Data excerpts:
┏━━

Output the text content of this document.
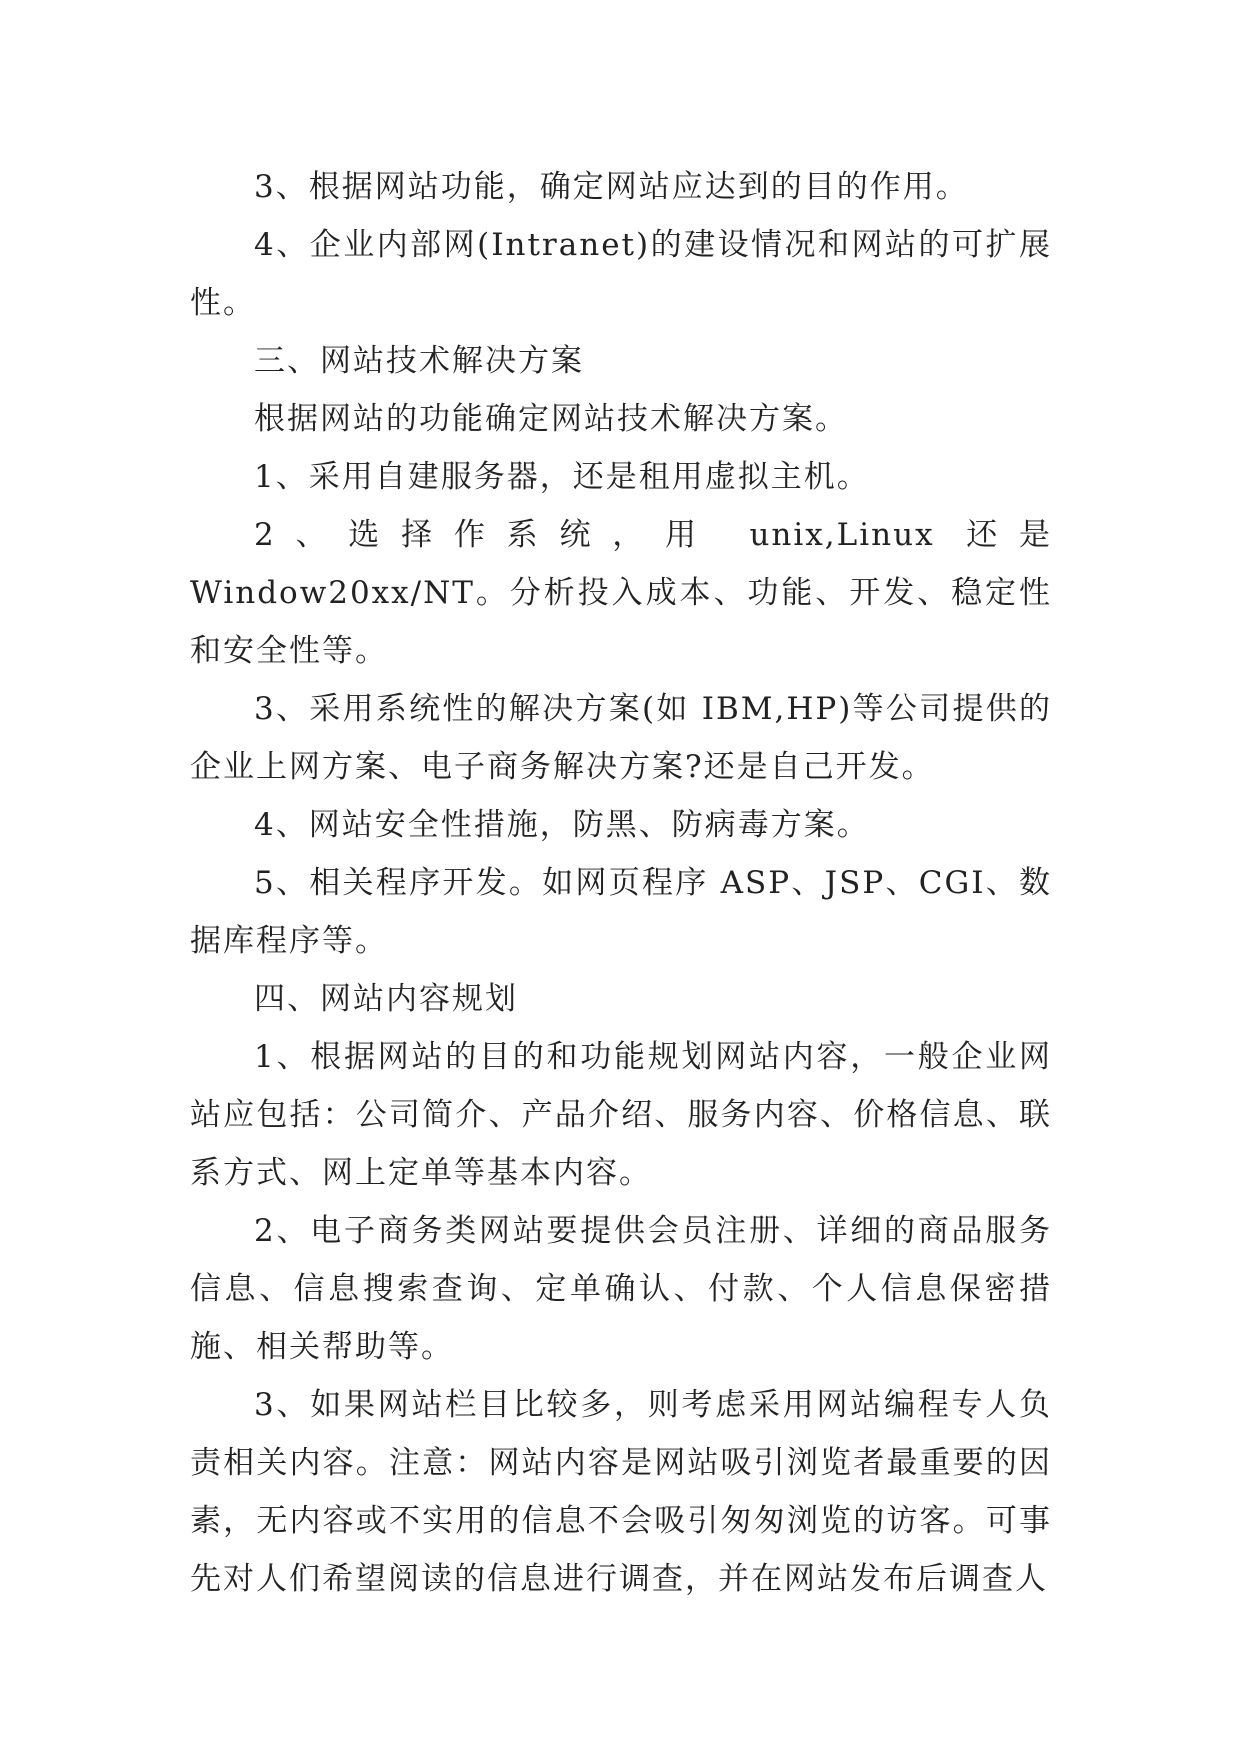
3、根据网站功能，确定网站应达到的目的作用。

4、企业内部网(Intranet)的建设情况和网站的可扩展性。

三、网站技术解决方案

根据网站的功能确定网站技术解决方案。

1、采用自建服务器，还是租用虚拟主机。

2、选择作系统，用 unix,Linux 还是 Window20xx/NT。分析投入成本、功能、开发、稳定性和安全性等。

3、采用系统性的解决方案(如 IBM,HP)等公司提供的企业上网方案、电子商务解决方案?还是自己开发。

4、网站安全性措施，防黑、防病毒方案。

5、相关程序开发。如网页程序 ASP、JSP、CGI、数据库程序等。

四、网站内容规划

1、根据网站的目的和功能规划网站内容，一般企业网站应包括：公司简介、产品介绍、服务内容、价格信息、联系方式、网上定单等基本内容。

2、电子商务类网站要提供会员注册、详细的商品服务信息、信息搜索查询、定单确认、付款、个人信息保密措施、相关帮助等。

3、如果网站栏目比较多，则考虑采用网站编程专人负责相关内容。注意：网站内容是网站吸引浏览者最重要的因素，无内容或不实用的信息不会吸引匆匆浏览的访客。可事先对人们希望阅读的信息进行调查，并在网站发布后调查人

┗━━

▶ Challenge
In your copy of the records, include no pictures; repeat everything else exactly.

▶ Result below
Output the text content of this document.
3、根据网站功能，确定网站应达到的目的作用。

4、企业内部网(Intranet)的建设情况和网站的可扩展性。

三、网站技术解决方案

根据网站的功能确定网站技术解决方案。

1、采用自建服务器，还是租用虚拟主机。

2、选择作系统，用 unix,Linux 还是 Window20xx/NT。分析投入成本、功能、开发、稳定性和安全性等。

3、采用系统性的解决方案(如 IBM,HP)等公司提供的企业上网方案、电子商务解决方案?还是自己开发。

4、网站安全性措施，防黑、防病毒方案。

5、相关程序开发。如网页程序 ASP、JSP、CGI、数据库程序等。

四、网站内容规划

1、根据网站的目的和功能规划网站内容，一般企业网站应包括：公司简介、产品介绍、服务内容、价格信息、联系方式、网上定单等基本内容。

2、电子商务类网站要提供会员注册、详细的商品服务信息、信息搜索查询、定单确认、付款、个人信息保密措施、相关帮助等。

3、如果网站栏目比较多，则考虑采用网站编程专人负责相关内容。注意：网站内容是网站吸引浏览者最重要的因素，无内容或不实用的信息不会吸引匆匆浏览的访客。可事先对人们希望阅读的信息进行调查，并在网站发布后调查人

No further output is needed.